◆ DATA ◆
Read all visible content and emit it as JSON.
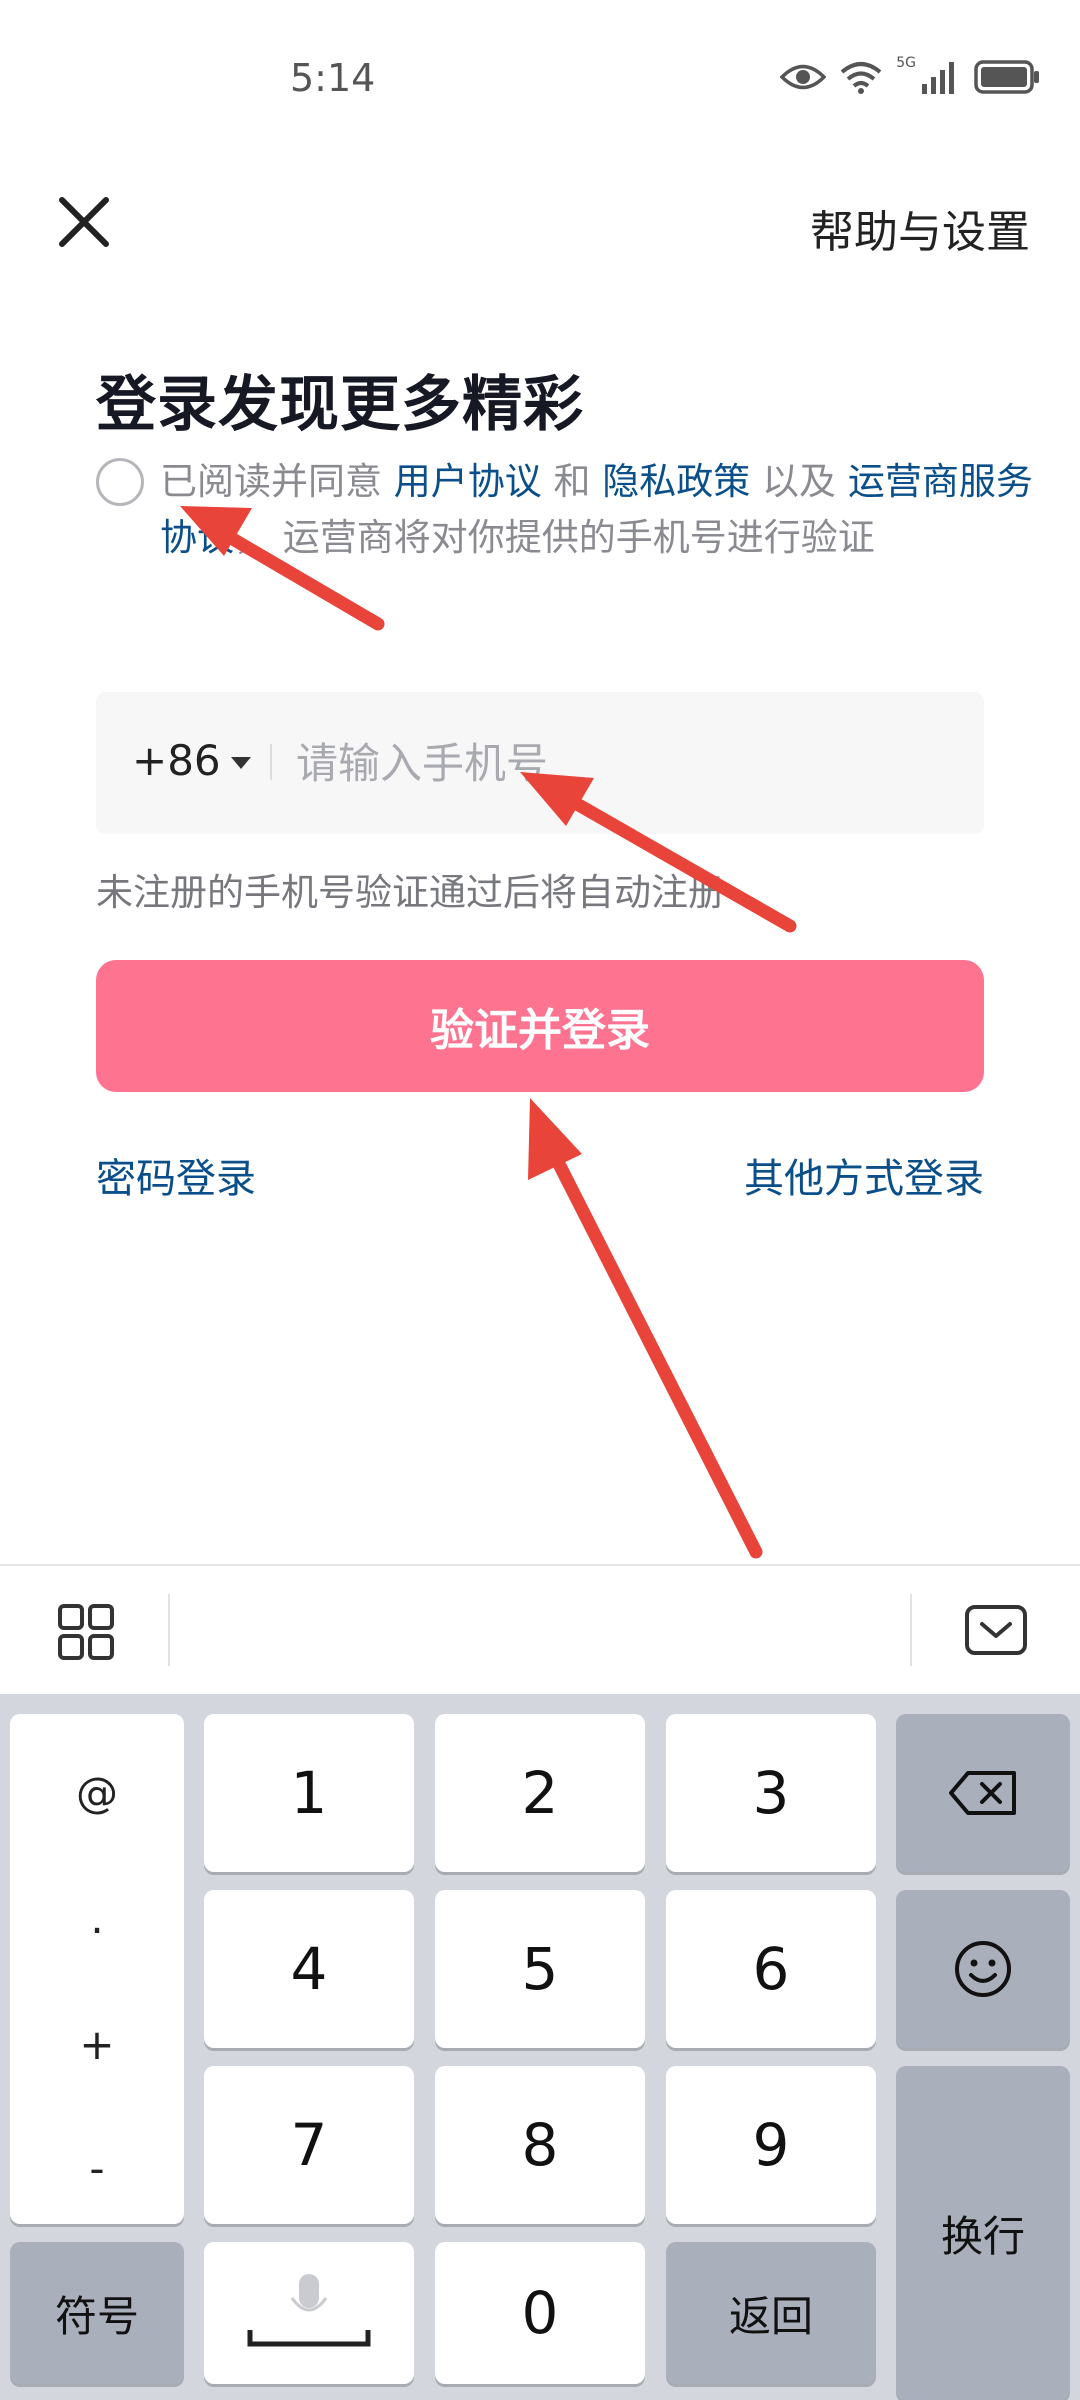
{
  "status_bar": {
    "time": "5:14",
    "network_label_top": "5G",
    "network_label_bottom": "1l",
    "icons": [
      "eye-icon",
      "wifi-icon",
      "cellular-signal-icon",
      "battery-icon"
    ]
  },
  "header": {
    "close_icon": "close-icon",
    "help_label": "帮助与设置"
  },
  "title": "登录发现更多精彩",
  "agreement": {
    "prefix": "已阅读并同意 ",
    "user_agreement": "用户协议",
    "and": " 和 ",
    "privacy_policy": "隐私政策",
    "and_also": " 以及 ",
    "carrier_agreement": "运营商服务协议",
    "suffix": "， 运营商将对你提供的手机号进行验证",
    "checked": false
  },
  "phone": {
    "country_code": "+86",
    "placeholder": "请输入手机号",
    "value": ""
  },
  "register_hint": "未注册的手机号验证通过后将自动注册",
  "login_button": "验证并登录",
  "password_login": "密码登录",
  "other_login": "其他方式登录",
  "keyboard": {
    "toolbar_icons": [
      "grid-icon",
      "keyboard-hide-icon"
    ],
    "symbols": [
      "@",
      ".",
      "+",
      "-"
    ],
    "digits": [
      "1",
      "2",
      "3",
      "4",
      "5",
      "6",
      "7",
      "8",
      "9",
      "0"
    ],
    "symbols_key": "符号",
    "return_key": "返回",
    "enter_key": "换行",
    "icons": [
      "backspace-icon",
      "emoji-icon",
      "microphone-icon"
    ]
  },
  "colors": {
    "accent_pink": "#fe7390",
    "link_blue": "#0b4f8a",
    "annotation_arrow": "#e8443a"
  }
}
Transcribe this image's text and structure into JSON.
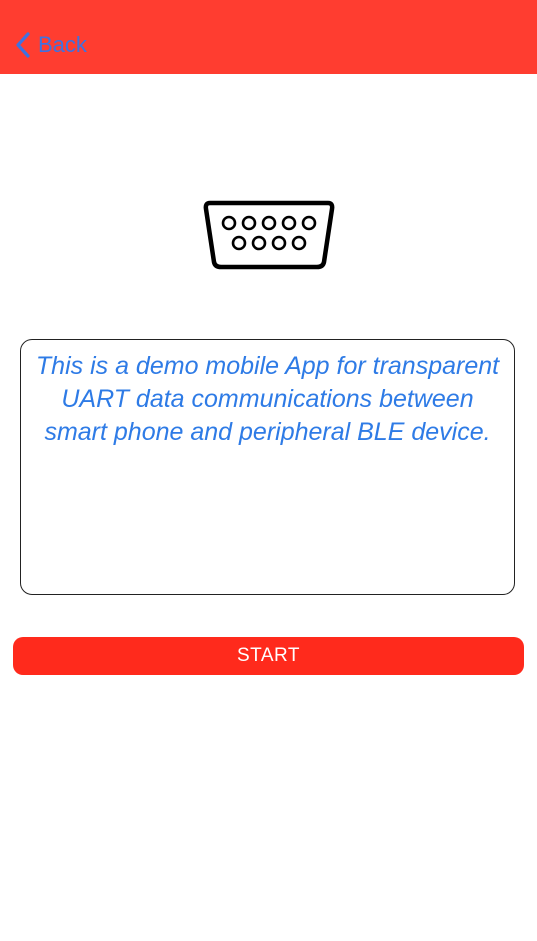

◆ PROBLEM DESCRIPTION ◆
Leave out every picture and copy the rest of the records exactly.

◆ RIGHT ANSWER ◆
Read all visible content and emit it as JSON.
{
  "status_bar": {
    "time": "5:14",
    "network_label_top": "5G",
    "network_label_bottom": "1l",
    "icons": [
      "eye-icon",
      "wifi-icon",
      "cellular-signal-icon",
      "battery-icon"
    ]
  },
  "header": {
    "close_icon": "close-icon",
    "help_label": "帮助与设置"
  },
  "title": "登录发现更多精彩",
  "agreement": {
    "prefix": "已阅读并同意 ",
    "user_agreement": "用户协议",
    "and": " 和 ",
    "privacy_policy": "隐私政策",
    "and_also": " 以及 ",
    "carrier_agreement": "运营商服务协议",
    "suffix": "， 运营商将对你提供的手机号进行验证",
    "checked": false
  },
  "phone": {
    "country_code": "+86",
    "placeholder": "请输入手机号",
    "value": ""
  },
  "register_hint": "未注册的手机号验证通过后将自动注册",
  "login_button": "验证并登录",
  "password_login": "密码登录",
  "other_login": "其他方式登录",
  "keyboard": {
    "toolbar_icons": [
      "grid-icon",
      "keyboard-hide-icon"
    ],
    "symbols": [
      "@",
      ".",
      "+",
      "-"
    ],
    "digits": [
      "1",
      "2",
      "3",
      "4",
      "5",
      "6",
      "7",
      "8",
      "9",
      "0"
    ],
    "symbols_key": "符号",
    "return_key": "返回",
    "enter_key": "换行",
    "icons": [
      "backspace-icon",
      "emoji-icon",
      "microphone-icon"
    ]
  },
  "colors": {
    "accent_pink": "#fe7390",
    "link_blue": "#0b4f8a",
    "annotation_arrow": "#e8443a"
  }
}
Transcribe this image's text and structure into JSON.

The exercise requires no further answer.